Copy out, word for word, the stretch of the OpenAFS client hangups post from "Additionally I now" through "volumes are ok.".
----- Text segment -----
[OpenAFS] Still getting client hangups
Systems Administration
sysadmin@contrailservices.com
Mon, 20 Sep 2004 14:32:29 -0600
I've been busy working on revenue stuff but the client hangups on
OpenAFS is still plaguing me, we've tried debugging the server by using
the LWP and PTHREADs versions of the fileserver, but that does not
appear to be the source of the problem, as the hangup is identical with
either binary.
The latest testcase I have has a TCP dump from the fileserver of:
14:19:39.152698 IP (tos 0x0, ttl 64, id 24562, offset 0, flags [DF],
length: 93) turbine..afs3-fileserver > aileron..afs3-callback: [udp sum
ok] rx ack cid 0507035c call# 7 seq 0 ser 14 <slow-start> first 2
serial 16 reason ping response ifmtu 1444 maxmtu 1444 rwind 32
maxpackets 4 (65)
14:19:39.245325 IP (tos 0x0, ttl 64, id 25994, offset 0, flags [DF],
length: 1468) turbine..afs3-fileserver > aileron..afs3-callback: [udp
sum ok] rx data cid 0507035c call# 7 seq 1 ser 15 <req-ack> fs reply
fetch-data (1440)
Can anyone help me decode these entries - as I read it the client
appears to be deaf somehow as all the packets in the dump are from the
fileserver only. Is there someway to trace the client library
operations to compare the state the client thinks its in with what the
server expects? This looks like a classic deadlock to me where one
side or the other gets to a state not matched by the other and no
fallback can be performed.
I have further stress tested the installation and:
Between the 3 fileserver hosts that are on the same Gigabit backbone
no hangups have been observed.
From a client running a simple loop which downloads 5k,50k,500k,5M and
50M files, flushes the cache, then loops - no full hangups occur (yet),
but plenty of short pauses occur where there is no sustained network
activity between the server and client.
Additionally I now have one client that completely refuses to connect
to my home directory at all, it always locks up accessing this volume,
but other AFS volumes are ok.
Very odd.
Ted
----- Recorded data -----
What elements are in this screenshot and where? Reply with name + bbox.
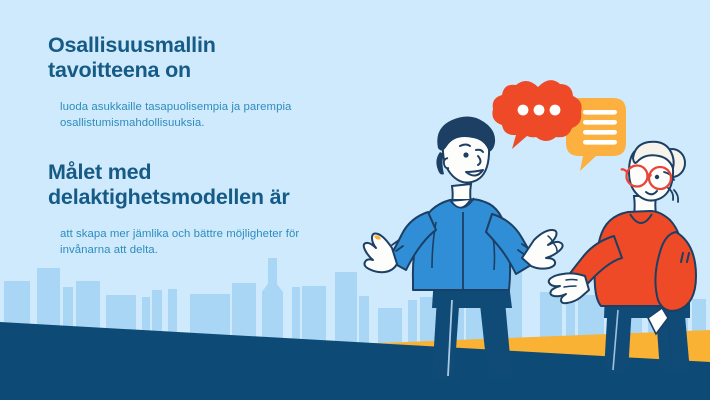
-----
Exercise answer:
Additionally I now have one client that completely refuses to connect
to my home directory at all, it always locks up accessing this volume,
but other AFS volumes are ok.